→ **WHAT TO WORK ON**
Your answer should be a single number: the count of lines that include the word "рецензирования".

→ **ENTRIES PROVIDED**
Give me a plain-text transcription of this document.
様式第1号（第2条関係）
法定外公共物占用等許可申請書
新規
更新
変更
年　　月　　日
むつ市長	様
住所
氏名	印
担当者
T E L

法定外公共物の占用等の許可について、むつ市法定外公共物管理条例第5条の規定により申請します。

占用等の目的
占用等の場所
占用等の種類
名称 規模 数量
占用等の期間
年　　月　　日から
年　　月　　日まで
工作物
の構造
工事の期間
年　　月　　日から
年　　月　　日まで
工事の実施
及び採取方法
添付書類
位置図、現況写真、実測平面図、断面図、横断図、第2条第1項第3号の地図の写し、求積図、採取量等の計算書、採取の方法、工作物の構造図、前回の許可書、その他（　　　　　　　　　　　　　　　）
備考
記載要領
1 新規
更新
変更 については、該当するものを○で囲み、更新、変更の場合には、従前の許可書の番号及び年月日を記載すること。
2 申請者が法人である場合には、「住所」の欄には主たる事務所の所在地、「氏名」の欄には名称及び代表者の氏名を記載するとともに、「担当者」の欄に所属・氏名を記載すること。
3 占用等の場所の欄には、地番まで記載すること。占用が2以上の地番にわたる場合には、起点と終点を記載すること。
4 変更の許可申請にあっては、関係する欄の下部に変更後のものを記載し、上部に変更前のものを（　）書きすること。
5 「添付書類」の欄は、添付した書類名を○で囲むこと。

==

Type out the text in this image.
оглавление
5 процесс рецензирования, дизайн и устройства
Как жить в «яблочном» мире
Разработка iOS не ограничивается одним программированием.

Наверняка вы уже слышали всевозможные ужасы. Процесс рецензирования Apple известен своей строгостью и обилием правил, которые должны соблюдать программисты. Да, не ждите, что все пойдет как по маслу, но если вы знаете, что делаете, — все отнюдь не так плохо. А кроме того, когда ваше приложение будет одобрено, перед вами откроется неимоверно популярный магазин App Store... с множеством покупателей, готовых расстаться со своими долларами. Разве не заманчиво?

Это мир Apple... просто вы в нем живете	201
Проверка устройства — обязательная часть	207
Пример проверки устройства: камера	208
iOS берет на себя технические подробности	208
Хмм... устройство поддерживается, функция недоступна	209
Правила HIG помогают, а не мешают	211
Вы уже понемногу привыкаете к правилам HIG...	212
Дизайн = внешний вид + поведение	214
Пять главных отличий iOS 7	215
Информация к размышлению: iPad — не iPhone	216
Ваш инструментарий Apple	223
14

* * *

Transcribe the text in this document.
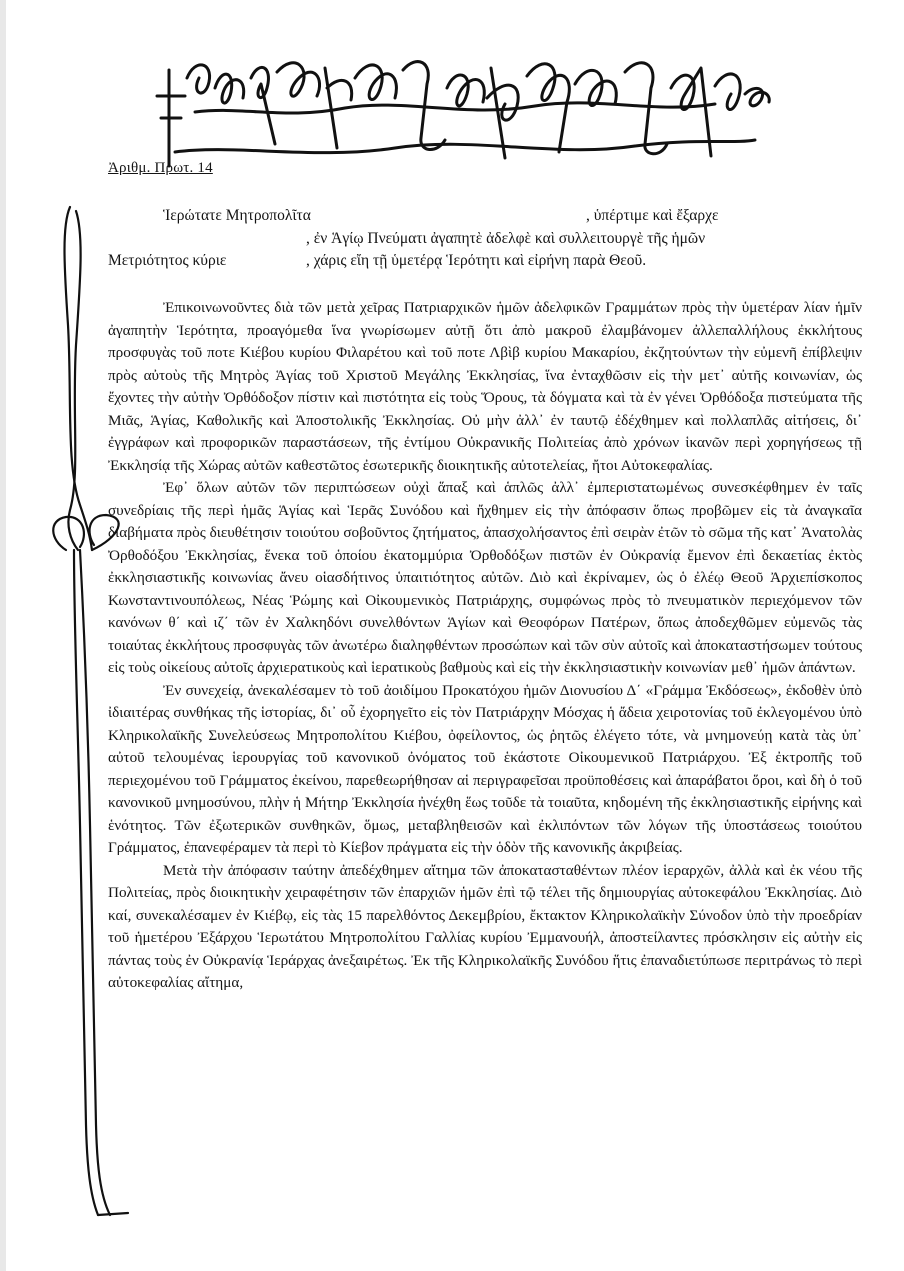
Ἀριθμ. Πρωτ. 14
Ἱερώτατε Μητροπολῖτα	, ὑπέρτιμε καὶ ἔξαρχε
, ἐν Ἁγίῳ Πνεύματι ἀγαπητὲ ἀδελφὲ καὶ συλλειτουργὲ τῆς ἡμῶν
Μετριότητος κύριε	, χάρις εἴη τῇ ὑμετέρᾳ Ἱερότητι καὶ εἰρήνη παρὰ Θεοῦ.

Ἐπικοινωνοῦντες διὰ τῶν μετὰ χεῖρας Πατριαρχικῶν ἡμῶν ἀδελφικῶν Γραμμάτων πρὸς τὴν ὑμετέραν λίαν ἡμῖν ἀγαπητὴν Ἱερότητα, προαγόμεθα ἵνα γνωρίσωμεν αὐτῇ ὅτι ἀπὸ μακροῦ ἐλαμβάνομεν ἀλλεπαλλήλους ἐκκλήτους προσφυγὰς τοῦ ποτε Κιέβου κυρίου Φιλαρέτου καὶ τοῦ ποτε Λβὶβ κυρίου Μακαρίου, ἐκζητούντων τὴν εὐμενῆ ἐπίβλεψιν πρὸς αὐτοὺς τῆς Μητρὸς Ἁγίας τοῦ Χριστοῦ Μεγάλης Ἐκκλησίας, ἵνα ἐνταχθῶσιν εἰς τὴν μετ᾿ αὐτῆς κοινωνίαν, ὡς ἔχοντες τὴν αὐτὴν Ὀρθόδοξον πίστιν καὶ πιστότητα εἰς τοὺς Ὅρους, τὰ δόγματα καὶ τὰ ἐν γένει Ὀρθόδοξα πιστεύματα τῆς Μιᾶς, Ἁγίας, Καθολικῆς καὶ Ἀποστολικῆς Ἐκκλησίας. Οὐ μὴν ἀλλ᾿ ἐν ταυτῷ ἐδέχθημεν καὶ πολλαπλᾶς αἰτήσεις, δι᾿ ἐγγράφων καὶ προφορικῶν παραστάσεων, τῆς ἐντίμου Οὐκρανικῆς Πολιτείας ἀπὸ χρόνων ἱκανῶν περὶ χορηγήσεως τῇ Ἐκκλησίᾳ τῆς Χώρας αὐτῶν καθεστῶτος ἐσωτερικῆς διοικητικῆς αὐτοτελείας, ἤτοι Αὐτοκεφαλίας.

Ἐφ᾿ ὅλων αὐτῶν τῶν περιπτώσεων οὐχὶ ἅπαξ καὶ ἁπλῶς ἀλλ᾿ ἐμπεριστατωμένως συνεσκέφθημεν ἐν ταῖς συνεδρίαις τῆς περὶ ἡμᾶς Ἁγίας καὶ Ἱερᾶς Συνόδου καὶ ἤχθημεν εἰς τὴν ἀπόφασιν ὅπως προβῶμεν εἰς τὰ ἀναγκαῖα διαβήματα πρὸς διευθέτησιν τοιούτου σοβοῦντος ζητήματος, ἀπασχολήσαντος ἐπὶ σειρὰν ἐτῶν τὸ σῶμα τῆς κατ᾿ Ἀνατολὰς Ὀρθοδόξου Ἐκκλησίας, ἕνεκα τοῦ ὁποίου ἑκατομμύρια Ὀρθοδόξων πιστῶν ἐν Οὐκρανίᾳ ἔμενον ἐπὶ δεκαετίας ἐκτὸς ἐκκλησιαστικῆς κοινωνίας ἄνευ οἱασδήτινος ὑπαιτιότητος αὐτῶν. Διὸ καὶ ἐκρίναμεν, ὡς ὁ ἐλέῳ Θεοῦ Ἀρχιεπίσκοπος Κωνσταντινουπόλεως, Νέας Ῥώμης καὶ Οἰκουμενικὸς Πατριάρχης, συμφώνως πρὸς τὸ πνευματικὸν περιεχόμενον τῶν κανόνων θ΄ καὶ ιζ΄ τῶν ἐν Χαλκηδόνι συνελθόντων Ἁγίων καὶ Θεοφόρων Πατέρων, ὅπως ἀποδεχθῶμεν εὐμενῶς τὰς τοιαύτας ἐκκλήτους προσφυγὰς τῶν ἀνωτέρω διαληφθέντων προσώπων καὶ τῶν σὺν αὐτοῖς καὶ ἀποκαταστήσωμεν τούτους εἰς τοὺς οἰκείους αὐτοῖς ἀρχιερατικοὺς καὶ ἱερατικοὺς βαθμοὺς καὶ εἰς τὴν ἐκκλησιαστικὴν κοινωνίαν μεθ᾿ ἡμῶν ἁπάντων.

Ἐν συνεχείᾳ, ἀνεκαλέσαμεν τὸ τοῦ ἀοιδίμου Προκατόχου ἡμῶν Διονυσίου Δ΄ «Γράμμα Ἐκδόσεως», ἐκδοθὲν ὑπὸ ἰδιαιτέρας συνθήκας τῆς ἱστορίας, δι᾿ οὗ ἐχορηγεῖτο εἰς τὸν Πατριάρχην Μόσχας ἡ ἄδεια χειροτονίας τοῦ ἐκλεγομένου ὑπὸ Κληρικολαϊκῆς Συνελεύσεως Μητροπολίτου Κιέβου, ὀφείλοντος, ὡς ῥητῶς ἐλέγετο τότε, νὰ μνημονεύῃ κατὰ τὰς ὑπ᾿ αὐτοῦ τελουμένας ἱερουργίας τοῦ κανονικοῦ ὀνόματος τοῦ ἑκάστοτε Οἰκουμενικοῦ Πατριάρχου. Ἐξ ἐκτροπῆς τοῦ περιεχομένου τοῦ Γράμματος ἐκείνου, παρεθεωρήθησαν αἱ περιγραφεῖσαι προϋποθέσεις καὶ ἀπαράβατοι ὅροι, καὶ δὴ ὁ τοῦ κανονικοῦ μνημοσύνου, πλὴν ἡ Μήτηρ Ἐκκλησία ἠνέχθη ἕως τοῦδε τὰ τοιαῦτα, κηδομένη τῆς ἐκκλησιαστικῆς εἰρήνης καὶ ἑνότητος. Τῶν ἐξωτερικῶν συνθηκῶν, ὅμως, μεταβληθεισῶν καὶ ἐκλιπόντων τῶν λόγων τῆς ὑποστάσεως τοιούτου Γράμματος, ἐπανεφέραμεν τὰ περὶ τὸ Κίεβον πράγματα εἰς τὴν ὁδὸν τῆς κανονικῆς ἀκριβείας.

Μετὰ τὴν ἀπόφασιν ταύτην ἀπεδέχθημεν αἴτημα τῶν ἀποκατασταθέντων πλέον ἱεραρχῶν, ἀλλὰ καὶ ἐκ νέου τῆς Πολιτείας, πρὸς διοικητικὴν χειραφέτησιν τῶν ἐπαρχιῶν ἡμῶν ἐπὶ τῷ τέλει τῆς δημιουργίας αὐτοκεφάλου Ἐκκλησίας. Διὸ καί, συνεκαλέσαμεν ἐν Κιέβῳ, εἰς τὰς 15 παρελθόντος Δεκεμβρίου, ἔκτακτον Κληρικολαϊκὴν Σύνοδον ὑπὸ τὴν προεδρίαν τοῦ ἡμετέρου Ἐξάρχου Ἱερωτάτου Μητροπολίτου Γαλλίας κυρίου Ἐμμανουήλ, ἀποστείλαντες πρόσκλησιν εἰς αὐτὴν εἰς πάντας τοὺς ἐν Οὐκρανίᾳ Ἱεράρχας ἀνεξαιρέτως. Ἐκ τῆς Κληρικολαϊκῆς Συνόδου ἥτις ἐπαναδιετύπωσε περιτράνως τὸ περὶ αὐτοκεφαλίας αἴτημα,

→ **ANSWER TO THIS EXERCISE**
2